Figure collection entries:

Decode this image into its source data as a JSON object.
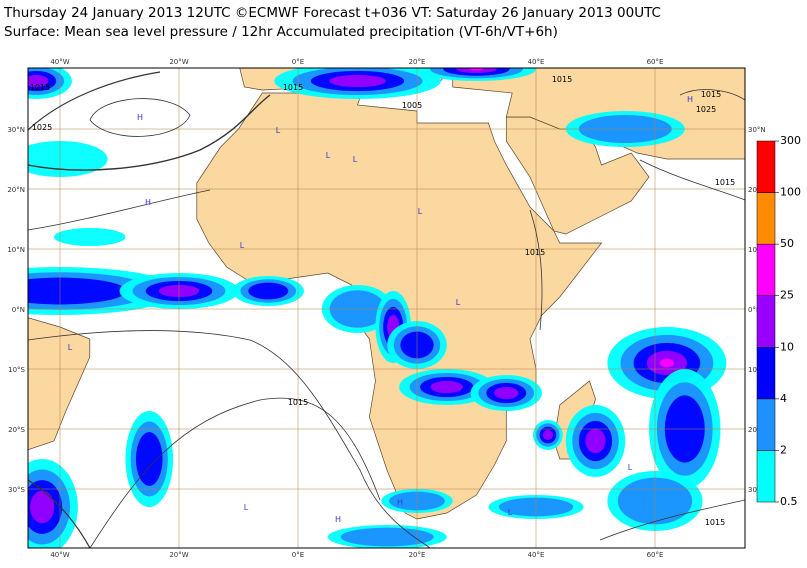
{
  "header": {
    "title": "Thursday 24 January 2013 12UTC ©ECMWF Forecast t+036 VT: Saturday 26 January 2013 00UTC",
    "subtitle": "Surface: Mean sea level pressure / 12hr Accumulated precipitation (VT-6h/VT+6h)"
  },
  "map": {
    "lon_labels": [
      "40°W",
      "20°W",
      "0°E",
      "20°E",
      "40°E",
      "60°E"
    ],
    "lat_labels": [
      "30°N",
      "20°N",
      "10°N",
      "0°N",
      "10°S",
      "20°S",
      "30°S"
    ],
    "isobar_labels": [
      "1015",
      "1025",
      "1015",
      "1005",
      "1015",
      "1015",
      "1025",
      "1015",
      "1015",
      "1015",
      "1015"
    ],
    "pressure_centres": [
      "H",
      "L",
      "L",
      "L",
      "H",
      "L",
      "L",
      "L",
      "L",
      "H",
      "L",
      "H",
      "L",
      "L",
      "H"
    ]
  },
  "colorbar": {
    "levels": [
      0.5,
      2,
      4,
      10,
      25,
      50,
      100,
      300
    ],
    "colors": [
      "#00ffff",
      "#1e90ff",
      "#0000ff",
      "#9900ff",
      "#ff00ff",
      "#ff8c00",
      "#ff0000"
    ]
  }
}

Job: Are you able to set down all the lines above exactly, without any pictures?

Task answer:
Decode this image into its source data as a JSON object.
{
  "header": {
    "title": "Thursday 24 January 2013 12UTC ©ECMWF Forecast t+036 VT: Saturday 26 January 2013 00UTC",
    "subtitle": "Surface: Mean sea level pressure / 12hr Accumulated precipitation (VT-6h/VT+6h)"
  },
  "map": {
    "lon_labels": [
      "40°W",
      "20°W",
      "0°E",
      "20°E",
      "40°E",
      "60°E"
    ],
    "lat_labels": [
      "30°N",
      "20°N",
      "10°N",
      "0°N",
      "10°S",
      "20°S",
      "30°S"
    ],
    "isobar_labels": [
      "1015",
      "1025",
      "1015",
      "1005",
      "1015",
      "1015",
      "1025",
      "1015",
      "1015",
      "1015",
      "1015"
    ],
    "pressure_centres": [
      "H",
      "L",
      "L",
      "L",
      "H",
      "L",
      "L",
      "L",
      "L",
      "H",
      "L",
      "H",
      "L",
      "L",
      "H"
    ]
  },
  "colorbar": {
    "levels": [
      0.5,
      2,
      4,
      10,
      25,
      50,
      100,
      300
    ],
    "colors": [
      "#00ffff",
      "#1e90ff",
      "#0000ff",
      "#9900ff",
      "#ff00ff",
      "#ff8c00",
      "#ff0000"
    ]
  }
}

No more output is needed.